### Record extracts
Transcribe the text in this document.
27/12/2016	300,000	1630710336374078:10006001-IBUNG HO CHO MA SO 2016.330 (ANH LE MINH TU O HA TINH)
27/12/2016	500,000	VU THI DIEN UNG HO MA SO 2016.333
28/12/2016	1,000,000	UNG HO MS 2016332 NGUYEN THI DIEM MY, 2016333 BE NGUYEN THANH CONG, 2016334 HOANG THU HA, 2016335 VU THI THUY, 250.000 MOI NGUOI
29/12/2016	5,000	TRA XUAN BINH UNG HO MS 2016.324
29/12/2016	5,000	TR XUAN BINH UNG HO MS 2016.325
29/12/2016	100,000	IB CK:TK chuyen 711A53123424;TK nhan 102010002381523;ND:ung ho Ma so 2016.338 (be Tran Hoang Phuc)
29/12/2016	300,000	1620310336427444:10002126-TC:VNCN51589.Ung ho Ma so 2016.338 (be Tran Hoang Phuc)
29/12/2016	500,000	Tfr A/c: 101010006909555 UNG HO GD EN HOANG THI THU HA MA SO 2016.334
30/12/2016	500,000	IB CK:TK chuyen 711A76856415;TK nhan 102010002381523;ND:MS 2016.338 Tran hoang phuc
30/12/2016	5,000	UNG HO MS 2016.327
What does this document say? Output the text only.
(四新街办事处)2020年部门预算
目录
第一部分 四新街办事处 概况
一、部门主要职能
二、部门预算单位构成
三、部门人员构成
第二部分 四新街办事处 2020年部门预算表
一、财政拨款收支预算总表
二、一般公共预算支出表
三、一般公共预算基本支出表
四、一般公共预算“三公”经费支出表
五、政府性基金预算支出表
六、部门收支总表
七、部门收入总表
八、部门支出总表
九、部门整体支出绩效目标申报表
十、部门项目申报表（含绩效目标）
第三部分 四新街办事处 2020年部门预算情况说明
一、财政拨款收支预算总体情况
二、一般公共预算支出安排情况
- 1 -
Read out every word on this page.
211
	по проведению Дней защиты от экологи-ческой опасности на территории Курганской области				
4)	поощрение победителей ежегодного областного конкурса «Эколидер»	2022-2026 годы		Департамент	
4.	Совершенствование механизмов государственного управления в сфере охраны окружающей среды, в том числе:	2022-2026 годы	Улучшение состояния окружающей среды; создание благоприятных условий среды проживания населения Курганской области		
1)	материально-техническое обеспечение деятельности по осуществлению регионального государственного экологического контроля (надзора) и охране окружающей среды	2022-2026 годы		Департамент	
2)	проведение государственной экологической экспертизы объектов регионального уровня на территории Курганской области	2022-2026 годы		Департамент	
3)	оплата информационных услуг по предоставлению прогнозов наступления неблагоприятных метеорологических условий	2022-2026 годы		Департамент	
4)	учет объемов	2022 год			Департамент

---

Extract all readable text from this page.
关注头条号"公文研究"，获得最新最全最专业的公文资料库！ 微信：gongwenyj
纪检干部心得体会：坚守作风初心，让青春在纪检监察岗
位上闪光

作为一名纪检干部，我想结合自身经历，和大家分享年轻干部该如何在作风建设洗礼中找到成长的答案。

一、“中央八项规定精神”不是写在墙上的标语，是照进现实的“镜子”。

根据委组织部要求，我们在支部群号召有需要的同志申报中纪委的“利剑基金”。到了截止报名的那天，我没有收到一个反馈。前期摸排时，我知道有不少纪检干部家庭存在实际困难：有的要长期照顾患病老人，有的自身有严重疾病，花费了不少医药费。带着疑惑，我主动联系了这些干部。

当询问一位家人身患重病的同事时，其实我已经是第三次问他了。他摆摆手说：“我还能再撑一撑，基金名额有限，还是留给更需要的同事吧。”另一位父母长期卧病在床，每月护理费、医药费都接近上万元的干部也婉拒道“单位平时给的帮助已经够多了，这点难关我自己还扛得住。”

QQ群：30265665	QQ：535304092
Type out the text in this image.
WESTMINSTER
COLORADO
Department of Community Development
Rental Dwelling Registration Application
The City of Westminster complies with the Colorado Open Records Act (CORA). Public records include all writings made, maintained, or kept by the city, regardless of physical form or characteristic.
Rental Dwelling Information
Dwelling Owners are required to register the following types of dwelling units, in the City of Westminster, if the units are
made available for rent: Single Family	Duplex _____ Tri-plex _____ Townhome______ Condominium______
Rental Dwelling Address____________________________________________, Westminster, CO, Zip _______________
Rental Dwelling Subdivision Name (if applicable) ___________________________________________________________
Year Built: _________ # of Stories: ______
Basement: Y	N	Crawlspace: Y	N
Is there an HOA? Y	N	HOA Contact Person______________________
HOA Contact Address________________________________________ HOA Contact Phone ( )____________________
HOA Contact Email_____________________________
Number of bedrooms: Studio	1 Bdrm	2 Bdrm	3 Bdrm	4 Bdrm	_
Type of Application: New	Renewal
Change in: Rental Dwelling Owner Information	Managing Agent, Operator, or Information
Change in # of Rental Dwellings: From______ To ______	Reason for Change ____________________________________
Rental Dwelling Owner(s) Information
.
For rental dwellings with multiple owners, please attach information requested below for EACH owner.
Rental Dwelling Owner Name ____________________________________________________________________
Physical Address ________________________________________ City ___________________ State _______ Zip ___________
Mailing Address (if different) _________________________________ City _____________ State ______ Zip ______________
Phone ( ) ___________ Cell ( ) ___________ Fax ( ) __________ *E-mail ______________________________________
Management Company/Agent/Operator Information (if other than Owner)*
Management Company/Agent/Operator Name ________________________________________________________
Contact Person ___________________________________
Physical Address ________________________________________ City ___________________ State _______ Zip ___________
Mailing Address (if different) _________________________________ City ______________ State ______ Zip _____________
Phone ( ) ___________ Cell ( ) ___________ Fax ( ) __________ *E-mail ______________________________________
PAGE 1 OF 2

### Aim of the exercise
Search the entries for "Operator" and copy out each line that has it.

### Output of the exercise
Change in: Rental Dwelling Owner Information	Managing Agent, Operator, or Information
Management Company/Agent/Operator Information (if other than Owner)*
Management Company/Agent/Operator Name ________________________________________________________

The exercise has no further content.